THE TASK: Without the images, output each record below as it stands.

RECORDED INFORMATION:
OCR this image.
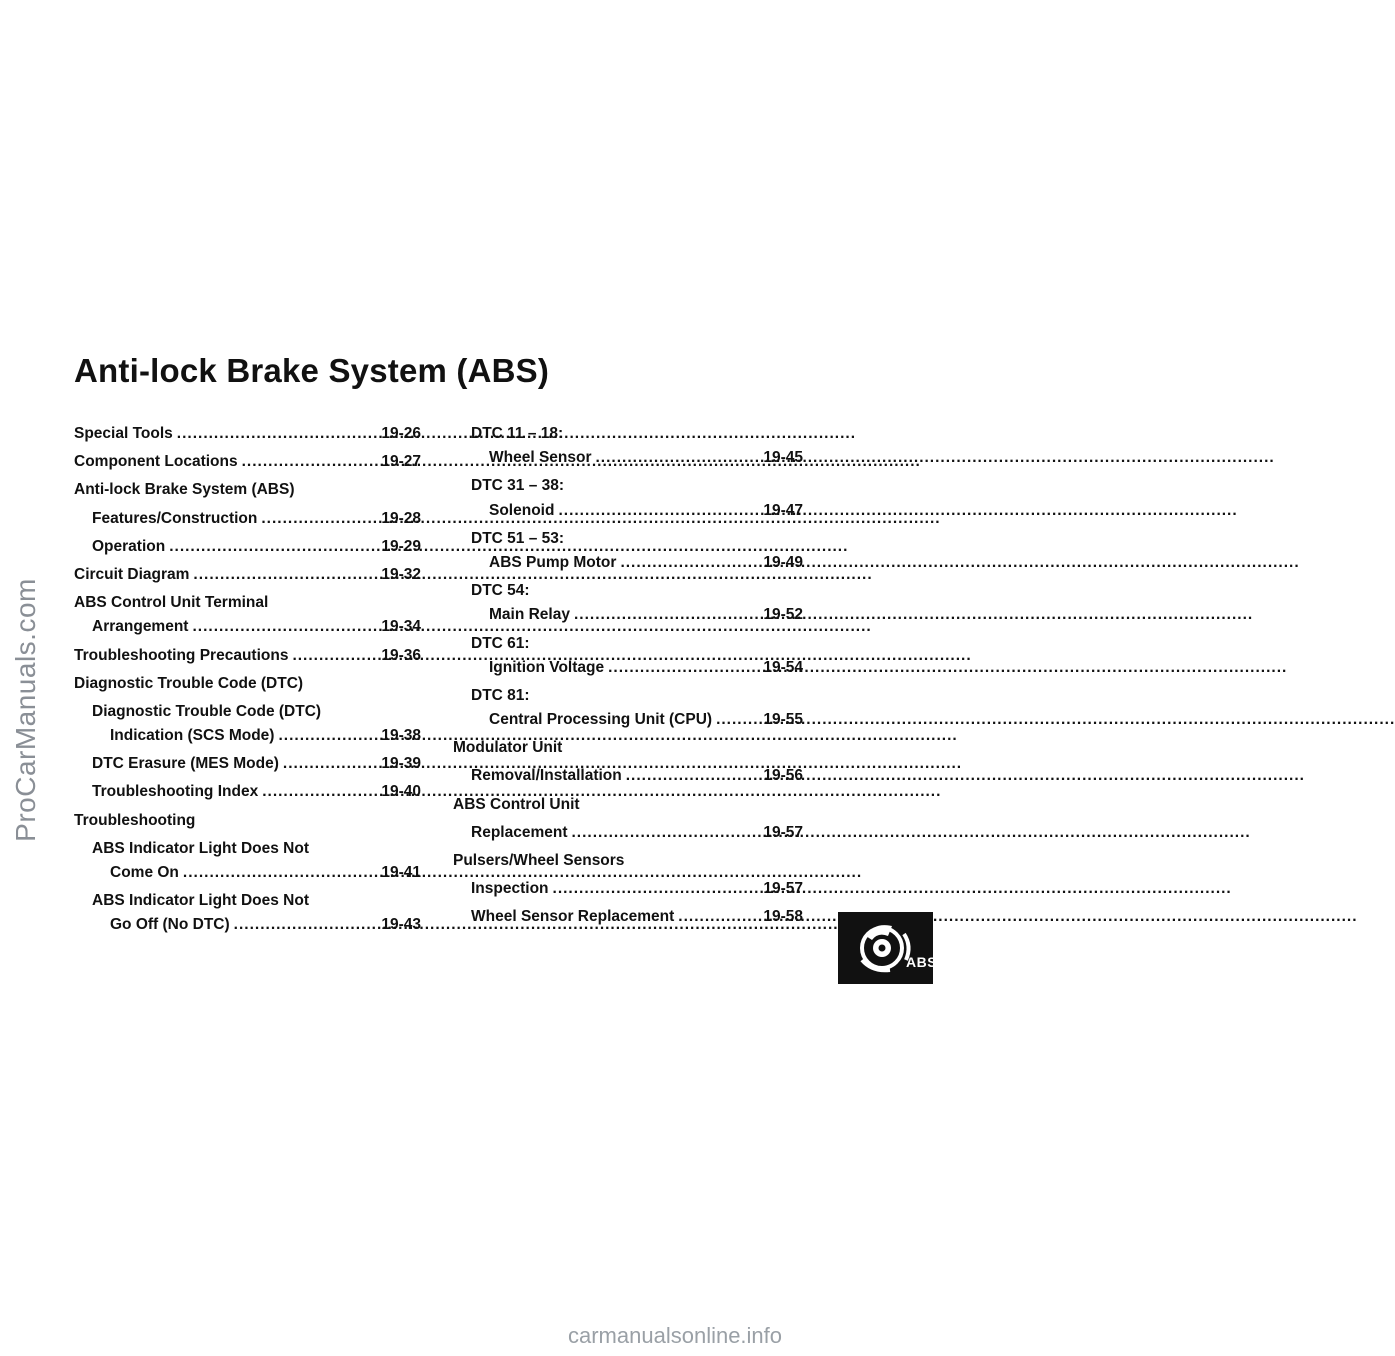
ProCarManuals.com
Anti-lock Brake System (ABS)
Special Tools .....	19-26
Component Locations .....	19-27
Anti-lock Brake System (ABS)
Features/Construction .....	19-28
Operation .....	19-29
Circuit Diagram .....	19-32
ABS Control Unit Terminal
Arrangement .....	19-34
Troubleshooting Precautions .....	19-36
Diagnostic Trouble Code (DTC)
Diagnostic Trouble Code (DTC)
Indication (SCS Mode) .....	19-38
DTC Erasure (MES Mode) .....	19-39
Troubleshooting Index .....	19-40
Troubleshooting
ABS Indicator Light Does Not
Come On .....	19-41
ABS Indicator Light Does Not
Go Off (No DTC) .....	19-43
DTC 11 – 18:
Wheel Sensor .....	19-45
DTC 31 – 38:
Solenoid .....	19-47
DTC 51 – 53:
ABS Pump Motor .....	19-49
DTC 54:
Main Relay .....	19-52
DTC 61:
Ignition Voltage .....	19-54
DTC 81:
Central Processing Unit (CPU) .....	19-55
Modulator Unit
Removal/Installation .....	19-56
ABS Control Unit
Replacement .....	19-57
Pulsers/Wheel Sensors
Inspection .....	19-57
Wheel Sensor Replacement .....	19-58
ABS
carmanualsonline.info
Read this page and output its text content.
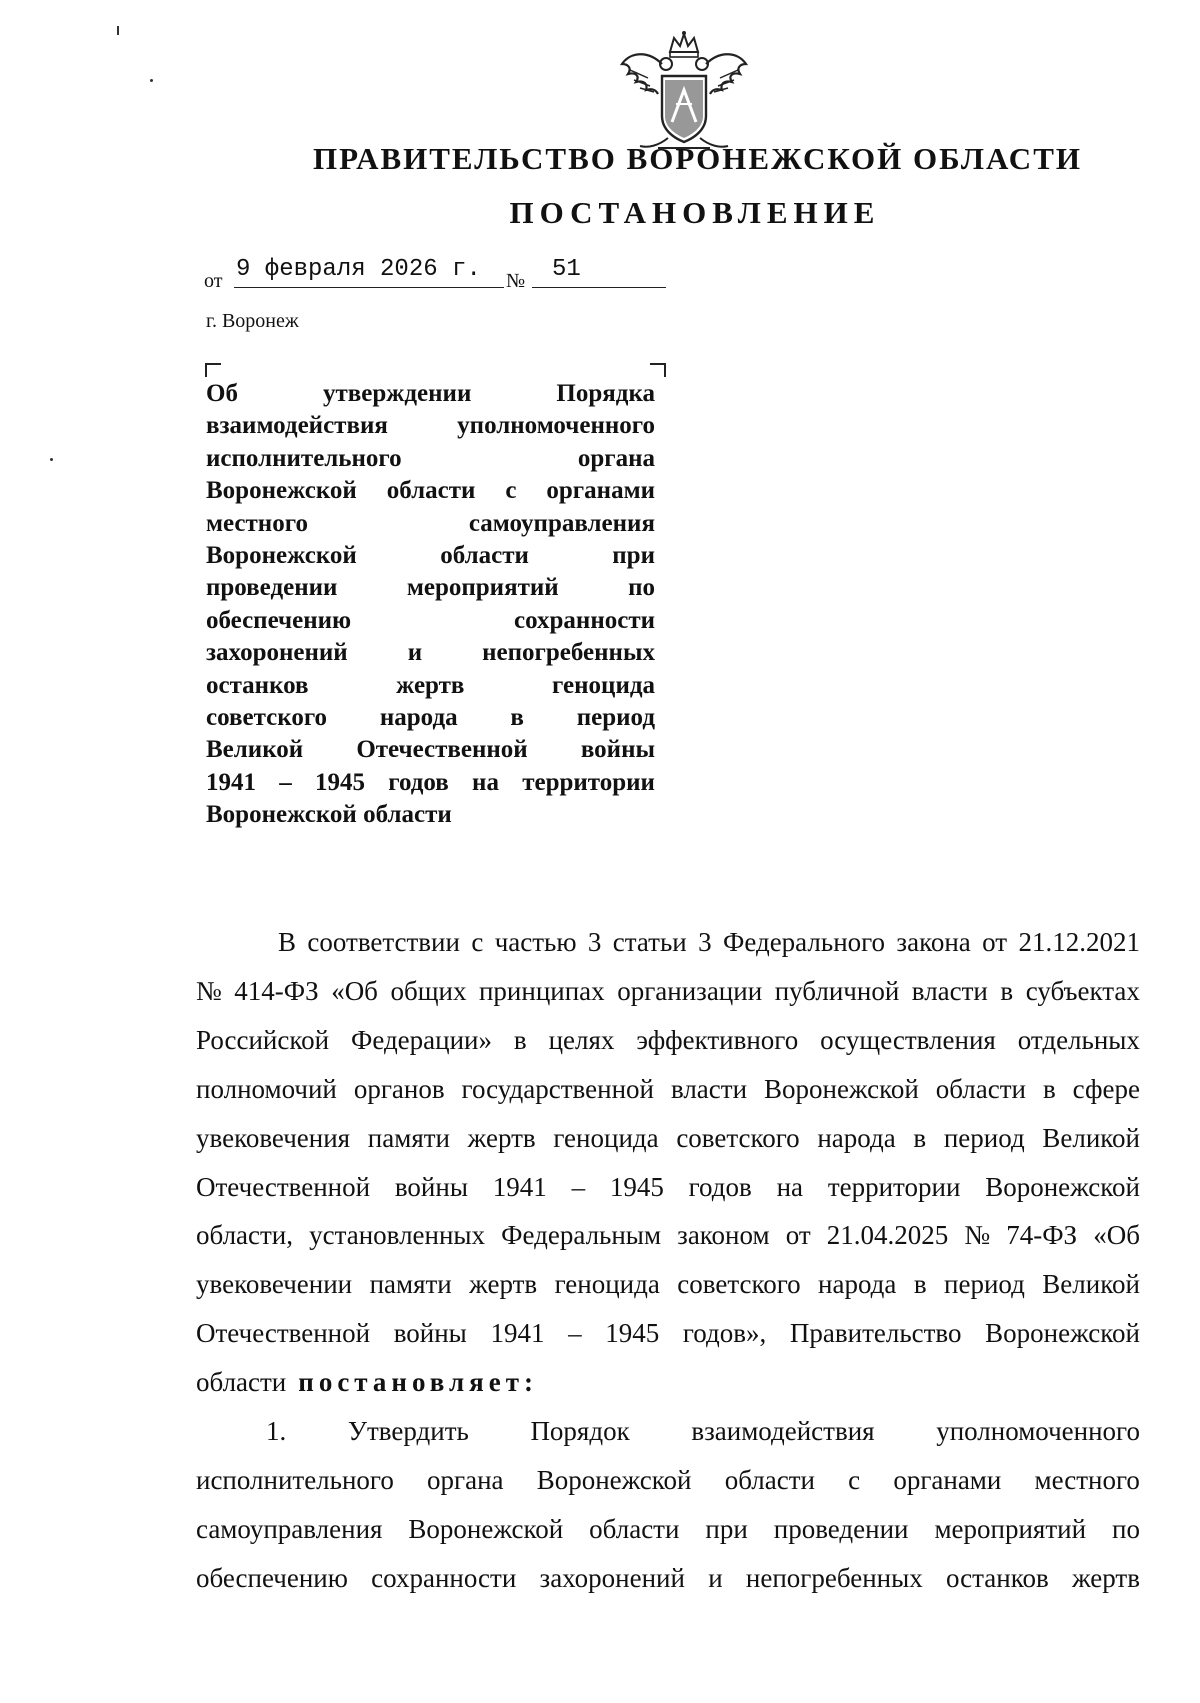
ПРАВИТЕЛЬСТВО ВОРОНЕЖСКОЙ ОБЛАСТИ
ПОСТАНОВЛЕНИЕ
от 9 февраля 2026 г. № 51
г. Воронеж
Об	утверждении	Порядка
взаимодействия	уполномоченного
исполнительного	органа
Воронежской области с органами
местного	самоуправления
Воронежской	области	при
проведении	мероприятий	по
обеспечению	сохранности
захоронений и непогребенных
останков	жертв	геноцида
советского народа в период
Великой Отечественной войны
1941 – 1945 годов на территории
Воронежской области
В соответствии с частью 3 статьи 3 Федерального закона от 21.12.2021
№ 414-ФЗ «Об общих принципах организации публичной власти в субъектах
Российской Федерации» в целях эффективного осуществления отдельных
полномочий органов государственной власти Воронежской области в сфере
увековечения памяти жертв геноцида советского народа в период Великой
Отечественной войны 1941 – 1945 годов на территории Воронежской
области, установленных Федеральным законом от 21.04.2025 № 74-ФЗ «Об
увековечении памяти жертв геноцида советского народа в период Великой
Отечественной войны 1941 – 1945 годов», Правительство Воронежской
области постановляет:
1. Утвердить Порядок взаимодействия уполномоченного
исполнительного органа Воронежской области с органами местного
самоуправления Воронежской области при проведении мероприятий по
обеспечению сохранности захоронений и непогребенных останков жертв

RESULT FOR THIS TASK:
OCR this image.
ProCarManuals.com
Anti-lock Brake System (ABS)
Special Tools .....	19-26
Component Locations .....	19-27
Anti-lock Brake System (ABS)
Features/Construction .....	19-28
Operation .....	19-29
Circuit Diagram .....	19-32
ABS Control Unit Terminal
Arrangement .....	19-34
Troubleshooting Precautions .....	19-36
Diagnostic Trouble Code (DTC)
Diagnostic Trouble Code (DTC)
Indication (SCS Mode) .....	19-38
DTC Erasure (MES Mode) .....	19-39
Troubleshooting Index .....	19-40
Troubleshooting
ABS Indicator Light Does Not
Come On .....	19-41
ABS Indicator Light Does Not
Go Off (No DTC) .....	19-43
DTC 11 – 18:
Wheel Sensor .....	19-45
DTC 31 – 38:
Solenoid .....	19-47
DTC 51 – 53:
ABS Pump Motor .....	19-49
DTC 54:
Main Relay .....	19-52
DTC 61:
Ignition Voltage .....	19-54
DTC 81:
Central Processing Unit (CPU) .....	19-55
Modulator Unit
Removal/Installation .....	19-56
ABS Control Unit
Replacement .....	19-57
Pulsers/Wheel Sensors
Inspection .....	19-57
Wheel Sensor Replacement .....	19-58
ABS
carmanualsonline.info
Read this page and output its text content.
ПРАВИТЕЛЬСТВО ВОРОНЕЖСКОЙ ОБЛАСТИ
ПОСТАНОВЛЕНИЕ
от 9 февраля 2026 г. № 51
г. Воронеж
Об	утверждении	Порядка
взаимодействия	уполномоченного
исполнительного	органа
Воронежской области с органами
местного	самоуправления
Воронежской	области	при
проведении	мероприятий	по
обеспечению	сохранности
захоронений и непогребенных
останков	жертв	геноцида
советского народа в период
Великой Отечественной войны
1941 – 1945 годов на территории
Воронежской области
В соответствии с частью 3 статьи 3 Федерального закона от 21.12.2021
№ 414-ФЗ «Об общих принципах организации публичной власти в субъектах
Российской Федерации» в целях эффективного осуществления отдельных
полномочий органов государственной власти Воронежской области в сфере
увековечения памяти жертв геноцида советского народа в период Великой
Отечественной войны 1941 – 1945 годов на территории Воронежской
области, установленных Федеральным законом от 21.04.2025 № 74-ФЗ «Об
увековечении памяти жертв геноцида советского народа в период Великой
Отечественной войны 1941 – 1945 годов», Правительство Воронежской
области постановляет:
1. Утвердить Порядок взаимодействия уполномоченного
исполнительного органа Воронежской области с органами местного
самоуправления Воронежской области при проведении мероприятий по
обеспечению сохранности захоронений и непогребенных останков жертв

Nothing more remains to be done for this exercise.